Raw records
START
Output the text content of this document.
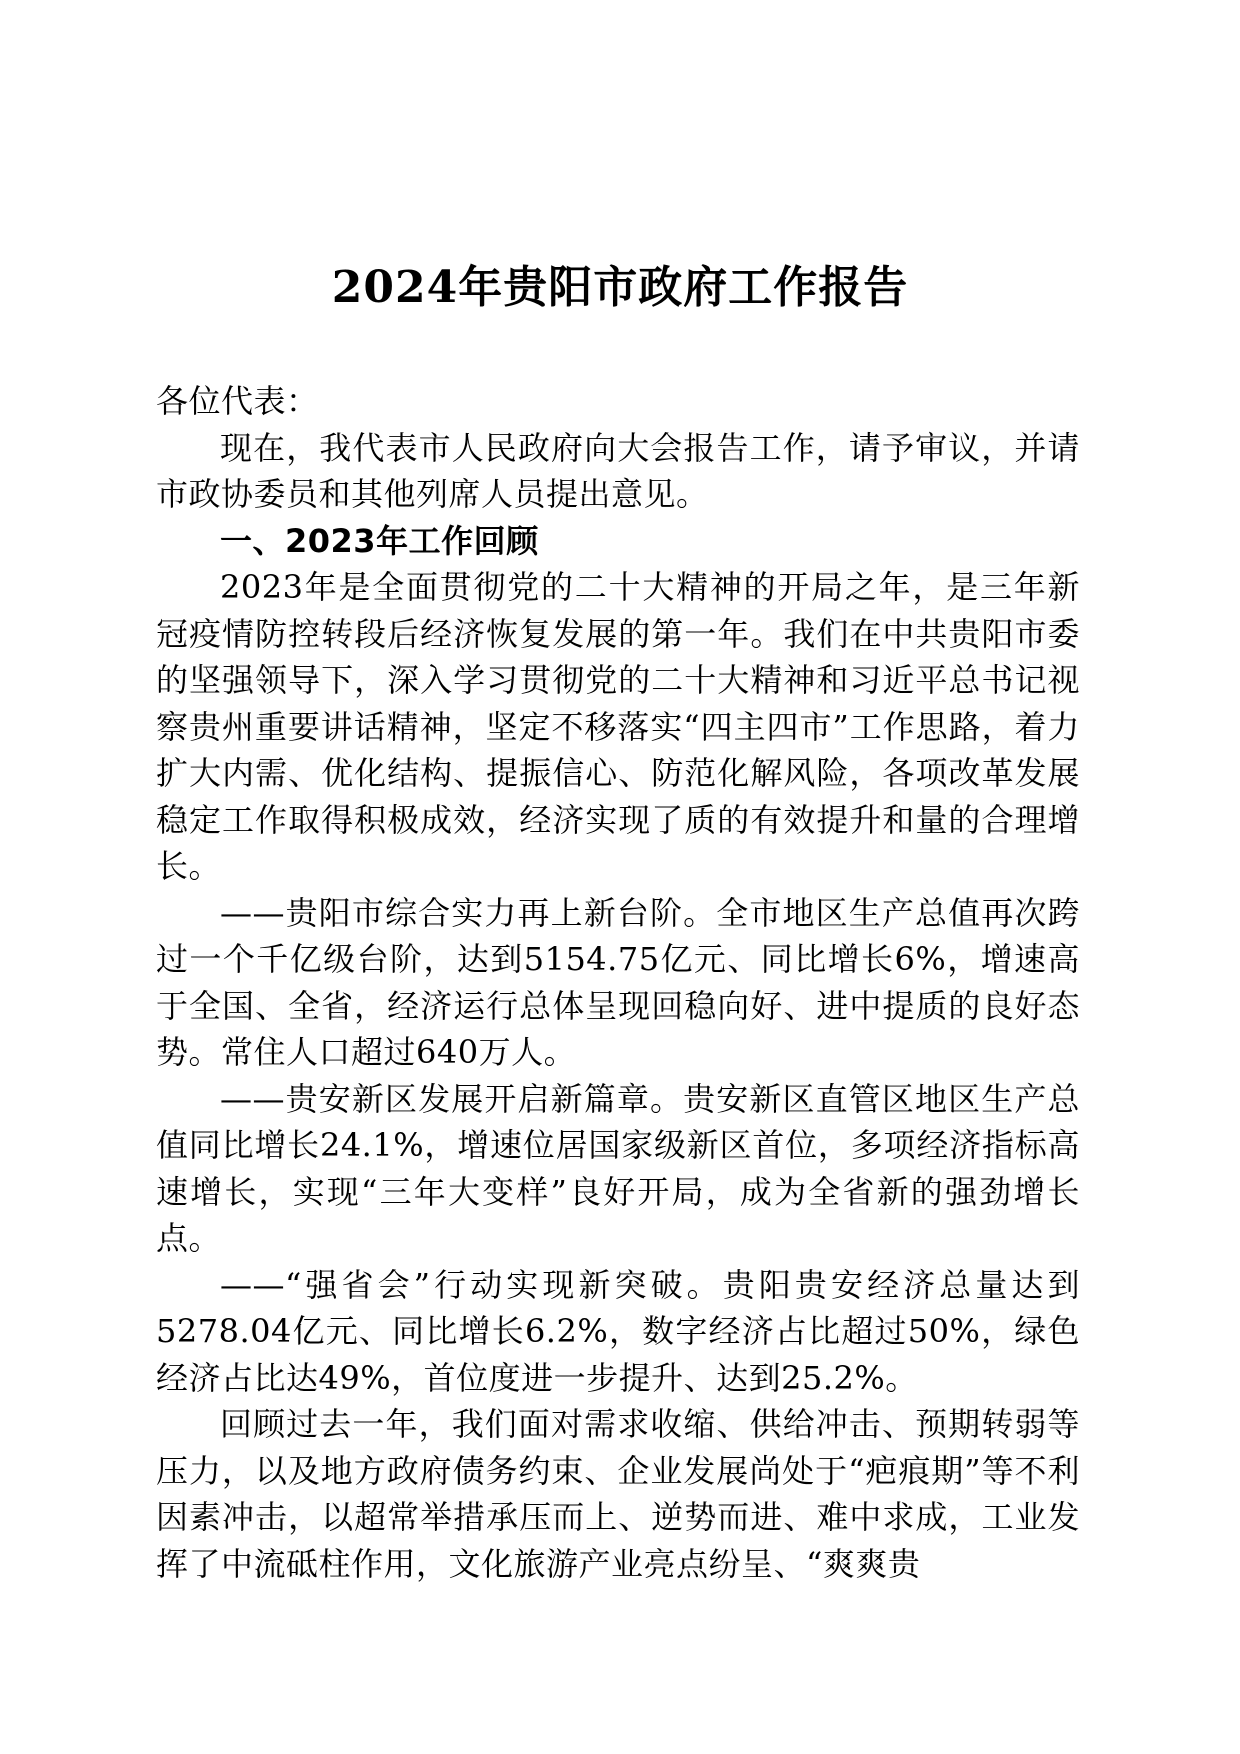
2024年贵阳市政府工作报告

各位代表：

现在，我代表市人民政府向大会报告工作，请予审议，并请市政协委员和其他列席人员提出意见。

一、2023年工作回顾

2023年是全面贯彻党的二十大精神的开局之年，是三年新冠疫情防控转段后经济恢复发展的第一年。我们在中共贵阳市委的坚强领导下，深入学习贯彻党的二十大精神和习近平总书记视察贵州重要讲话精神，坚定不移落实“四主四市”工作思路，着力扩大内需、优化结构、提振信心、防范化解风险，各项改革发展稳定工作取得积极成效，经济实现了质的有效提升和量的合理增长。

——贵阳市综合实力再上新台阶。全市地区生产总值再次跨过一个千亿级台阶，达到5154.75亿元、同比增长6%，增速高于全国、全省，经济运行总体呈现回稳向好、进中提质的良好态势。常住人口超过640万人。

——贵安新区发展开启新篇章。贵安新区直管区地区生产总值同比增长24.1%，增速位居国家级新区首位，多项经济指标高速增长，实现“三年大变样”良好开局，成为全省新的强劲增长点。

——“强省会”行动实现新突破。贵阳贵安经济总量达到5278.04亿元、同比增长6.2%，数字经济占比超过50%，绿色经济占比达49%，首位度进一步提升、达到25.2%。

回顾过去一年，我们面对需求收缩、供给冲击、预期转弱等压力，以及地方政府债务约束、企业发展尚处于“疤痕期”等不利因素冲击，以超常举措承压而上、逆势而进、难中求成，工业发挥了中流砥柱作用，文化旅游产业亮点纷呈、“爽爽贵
END
What is being asked » Transcribe the entries above verbatim, omitting their pictures.

Result »
Output the text content of this document.
2024年贵阳市政府工作报告

各位代表：

现在，我代表市人民政府向大会报告工作，请予审议，并请市政协委员和其他列席人员提出意见。

一、2023年工作回顾

2023年是全面贯彻党的二十大精神的开局之年，是三年新冠疫情防控转段后经济恢复发展的第一年。我们在中共贵阳市委的坚强领导下，深入学习贯彻党的二十大精神和习近平总书记视察贵州重要讲话精神，坚定不移落实“四主四市”工作思路，着力扩大内需、优化结构、提振信心、防范化解风险，各项改革发展稳定工作取得积极成效，经济实现了质的有效提升和量的合理增长。

——贵阳市综合实力再上新台阶。全市地区生产总值再次跨过一个千亿级台阶，达到5154.75亿元、同比增长6%，增速高于全国、全省，经济运行总体呈现回稳向好、进中提质的良好态势。常住人口超过640万人。

——贵安新区发展开启新篇章。贵安新区直管区地区生产总值同比增长24.1%，增速位居国家级新区首位，多项经济指标高速增长，实现“三年大变样”良好开局，成为全省新的强劲增长点。

——“强省会”行动实现新突破。贵阳贵安经济总量达到5278.04亿元、同比增长6.2%，数字经济占比超过50%，绿色经济占比达49%，首位度进一步提升、达到25.2%。

回顾过去一年，我们面对需求收缩、供给冲击、预期转弱等压力，以及地方政府债务约束、企业发展尚处于“疤痕期”等不利因素冲击，以超常举措承压而上、逆势而进、难中求成，工业发挥了中流砥柱作用，文化旅游产业亮点纷呈、“爽爽贵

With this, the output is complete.